## start

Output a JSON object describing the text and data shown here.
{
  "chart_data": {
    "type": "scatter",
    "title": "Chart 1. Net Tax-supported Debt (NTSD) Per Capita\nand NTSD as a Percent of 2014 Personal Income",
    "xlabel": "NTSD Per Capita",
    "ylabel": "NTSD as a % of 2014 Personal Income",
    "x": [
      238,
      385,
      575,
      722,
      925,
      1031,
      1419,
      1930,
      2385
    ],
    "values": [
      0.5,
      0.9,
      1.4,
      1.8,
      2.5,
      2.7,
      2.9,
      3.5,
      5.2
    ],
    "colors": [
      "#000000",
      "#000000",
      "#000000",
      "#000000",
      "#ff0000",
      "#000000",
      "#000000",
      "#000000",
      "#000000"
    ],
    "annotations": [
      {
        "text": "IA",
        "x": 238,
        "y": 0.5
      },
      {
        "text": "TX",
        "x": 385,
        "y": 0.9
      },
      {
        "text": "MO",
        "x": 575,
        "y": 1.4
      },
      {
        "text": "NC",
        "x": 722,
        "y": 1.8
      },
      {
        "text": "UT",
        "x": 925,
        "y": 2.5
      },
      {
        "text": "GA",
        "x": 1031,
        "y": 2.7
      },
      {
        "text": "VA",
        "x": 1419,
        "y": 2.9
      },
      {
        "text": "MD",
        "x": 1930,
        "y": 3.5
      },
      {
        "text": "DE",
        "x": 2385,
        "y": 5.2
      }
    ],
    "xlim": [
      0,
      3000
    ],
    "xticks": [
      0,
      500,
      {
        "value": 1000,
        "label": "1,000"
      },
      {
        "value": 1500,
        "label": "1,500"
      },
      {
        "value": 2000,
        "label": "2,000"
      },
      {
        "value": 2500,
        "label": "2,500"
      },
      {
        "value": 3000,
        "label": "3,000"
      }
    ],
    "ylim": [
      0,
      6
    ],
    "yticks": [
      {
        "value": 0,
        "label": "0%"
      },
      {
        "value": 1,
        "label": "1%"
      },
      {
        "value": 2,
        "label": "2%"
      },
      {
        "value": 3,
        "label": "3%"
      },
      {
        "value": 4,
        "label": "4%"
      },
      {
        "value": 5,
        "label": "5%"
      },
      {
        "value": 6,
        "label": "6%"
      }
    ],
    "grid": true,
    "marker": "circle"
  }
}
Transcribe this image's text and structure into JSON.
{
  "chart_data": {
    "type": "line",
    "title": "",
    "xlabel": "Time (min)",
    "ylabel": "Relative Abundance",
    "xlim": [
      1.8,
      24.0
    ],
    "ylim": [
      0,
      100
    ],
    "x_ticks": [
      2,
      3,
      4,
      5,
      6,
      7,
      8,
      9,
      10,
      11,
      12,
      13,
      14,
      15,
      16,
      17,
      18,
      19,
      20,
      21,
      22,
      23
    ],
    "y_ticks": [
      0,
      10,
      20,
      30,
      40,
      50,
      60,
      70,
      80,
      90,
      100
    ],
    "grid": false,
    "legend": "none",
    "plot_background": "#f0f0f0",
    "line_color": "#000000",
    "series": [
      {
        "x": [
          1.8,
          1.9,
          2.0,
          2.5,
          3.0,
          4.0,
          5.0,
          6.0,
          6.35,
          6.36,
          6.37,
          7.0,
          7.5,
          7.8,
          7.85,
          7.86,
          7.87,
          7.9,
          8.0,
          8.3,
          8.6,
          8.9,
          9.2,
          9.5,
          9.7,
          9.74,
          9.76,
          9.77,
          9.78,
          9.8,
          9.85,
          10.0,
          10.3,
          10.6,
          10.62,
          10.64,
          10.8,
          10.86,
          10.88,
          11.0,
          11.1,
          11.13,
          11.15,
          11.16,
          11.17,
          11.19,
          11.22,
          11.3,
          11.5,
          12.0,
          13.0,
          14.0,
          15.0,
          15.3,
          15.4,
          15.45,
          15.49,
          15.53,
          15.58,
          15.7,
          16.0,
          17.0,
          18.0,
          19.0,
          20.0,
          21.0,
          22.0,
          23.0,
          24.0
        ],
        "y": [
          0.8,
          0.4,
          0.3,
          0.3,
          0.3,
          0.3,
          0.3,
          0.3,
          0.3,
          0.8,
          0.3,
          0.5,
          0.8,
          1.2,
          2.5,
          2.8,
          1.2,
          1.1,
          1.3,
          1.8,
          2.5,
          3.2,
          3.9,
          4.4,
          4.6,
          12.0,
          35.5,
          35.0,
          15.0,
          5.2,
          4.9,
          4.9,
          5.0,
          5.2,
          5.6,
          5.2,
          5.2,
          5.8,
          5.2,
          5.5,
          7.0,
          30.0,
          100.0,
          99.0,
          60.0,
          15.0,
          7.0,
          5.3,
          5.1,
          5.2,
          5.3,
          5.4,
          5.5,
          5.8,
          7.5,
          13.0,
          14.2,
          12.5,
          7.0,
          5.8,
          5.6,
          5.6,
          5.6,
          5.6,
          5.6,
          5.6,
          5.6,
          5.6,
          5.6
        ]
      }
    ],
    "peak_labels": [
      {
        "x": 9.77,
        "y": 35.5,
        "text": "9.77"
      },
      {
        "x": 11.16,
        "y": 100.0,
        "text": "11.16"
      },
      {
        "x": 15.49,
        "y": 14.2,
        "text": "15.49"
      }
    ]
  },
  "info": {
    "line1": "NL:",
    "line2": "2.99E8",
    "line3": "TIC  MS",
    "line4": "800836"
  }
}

## end

▶ [DIRECTIVE]
Which lines include the word "xlabel"? Copy every one of them.

▶ [CORRECT RESULT]
    "xlabel": "NTSD Per Capita",
    "xlabel": "Time (min)",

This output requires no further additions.